## EXERCISE INSTRUCTIONS
a. In the Phillies passage, what was the final score of the April 23, 2012 game against the Diamondbacks?
b. Copy the Phillies passage word for word, starting at "In the foreground" and ending at "deal for Roy.".

## PASSAGE SHOWN
>> START

In the foreground of all of this was a three-game set with the Diamondbacks, in which Jamie Moyer pitched six and two-thirds of shut-out ball, Cole Hamels struck out nine batters through eight innings, Ryan Howard and Shane Victorino crushed home runs, and not even a faulty Brad Lidge could entirely blow the ninth inning of game two.

They got aced in game three when the Phillies went 0-for-11 with runners in scoring position, but nobody was reading that headline. The most disappointing news in late July that year was that the Phillies would have to wait five months to make a deal for Roy. 

April 23, 2012

Down by a lot, the Phillies knew what they had to do in the bottom of the ninth. The problem was, they were the 2012 Phillies. 

They didn’t know it yet, but their run of consecutive playoff appearances was over. The fans could sense it, too. There are always those cowardly defeatists who fetishize failure and expand every misstep into a forecast of eternal doom, but in this case, the early season shakiness of a once elite rotation and a lack of productivity from a once thundering offense had created a feeling that the group was nearing the end.

Nevertheless, there would be pockets of hope which seemed to indicate the Phillies could correct themselves — after all, it was only April. In a deficit with three outs left, the Phillies faced Diamondbacks pitcher Joe Paterson. They hit him with a single, double, single, and a pair of home runs from Shane Victorino and Carlos Ruiz to score five before recording a single out.

Of course, they had started the inning down by nine, since Kyle Kendrick had given away the store in the first. The Phillies lost 9-5, but at least their outburst sent Paterson back to the minors. 

Two days later would be what is probably the most famous Phillies-Diamondbacks event of all time, in which the #GoDbacks debacle unfolded in the Diamondbacks social media department, which in 2012 was a single intern struggling to describe the issue at hand to a room full of supervisors. 

Phillies fans co-opted the hashtag, the usage of which could get your tweet displayed on the big screen at Chase Field in Arizona. 

Soon, instead of corporate-approved pro-Diamondbacks propaganda, the scoreboard in Arizona was full of classic mid-aughts internet humor (as well as, eventually, some confused zealotry from people believing the hashtag read #GodBacks), making this the kind of event Gen Z surely regrets not being alive for.

May 17, 2015

Sean O’Sullivan, a man most famous for getting hit in the throat with a return throw, allowed only five hits in six innings and won his first game in four years, despite getting hit in the throat with a return throw.

>> END

## DATA RECORDS
>> START

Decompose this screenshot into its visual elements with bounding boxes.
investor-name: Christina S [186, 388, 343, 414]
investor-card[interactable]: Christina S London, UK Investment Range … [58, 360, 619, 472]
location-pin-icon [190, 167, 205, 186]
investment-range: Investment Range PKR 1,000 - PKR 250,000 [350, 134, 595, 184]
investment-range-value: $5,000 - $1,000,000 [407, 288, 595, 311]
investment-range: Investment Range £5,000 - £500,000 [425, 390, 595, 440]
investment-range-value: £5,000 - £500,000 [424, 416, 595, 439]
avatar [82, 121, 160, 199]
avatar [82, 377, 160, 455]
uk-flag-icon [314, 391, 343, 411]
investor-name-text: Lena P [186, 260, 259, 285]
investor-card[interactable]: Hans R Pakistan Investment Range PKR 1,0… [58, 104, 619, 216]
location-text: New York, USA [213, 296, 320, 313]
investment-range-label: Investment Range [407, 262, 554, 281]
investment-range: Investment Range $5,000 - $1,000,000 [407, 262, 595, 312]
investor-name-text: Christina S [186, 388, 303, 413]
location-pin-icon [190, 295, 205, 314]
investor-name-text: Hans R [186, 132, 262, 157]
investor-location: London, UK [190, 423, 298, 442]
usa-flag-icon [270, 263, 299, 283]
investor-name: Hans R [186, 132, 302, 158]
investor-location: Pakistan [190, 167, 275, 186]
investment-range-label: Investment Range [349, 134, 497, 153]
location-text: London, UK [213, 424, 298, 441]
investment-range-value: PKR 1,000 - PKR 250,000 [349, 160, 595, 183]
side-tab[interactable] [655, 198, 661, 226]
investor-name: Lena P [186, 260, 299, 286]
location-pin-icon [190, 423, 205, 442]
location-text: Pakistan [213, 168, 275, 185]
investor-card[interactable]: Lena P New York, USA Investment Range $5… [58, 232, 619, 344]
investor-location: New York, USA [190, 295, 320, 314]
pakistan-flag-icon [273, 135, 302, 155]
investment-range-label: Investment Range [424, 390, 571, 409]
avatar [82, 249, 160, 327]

>> END

## RESULTS OF THE TASKS
a. The Phillies lost 9-5.

b.
In the foreground of all of this was a three-game set with the Diamondbacks, in which Jamie Moyer pitched six and two-thirds of shut-out ball, Cole Hamels struck out nine batters through eight innings, Ryan Howard and Shane Victorino crushed home runs, and not even a faulty Brad Lidge could entirely blow the ninth inning of game two.

They got aced in game three when the Phillies went 0-for-11 with runners in scoring position, but nobody was reading that headline. The most disappointing news in late July that year was that the Phillies would have to wait five months to make a deal for Roy.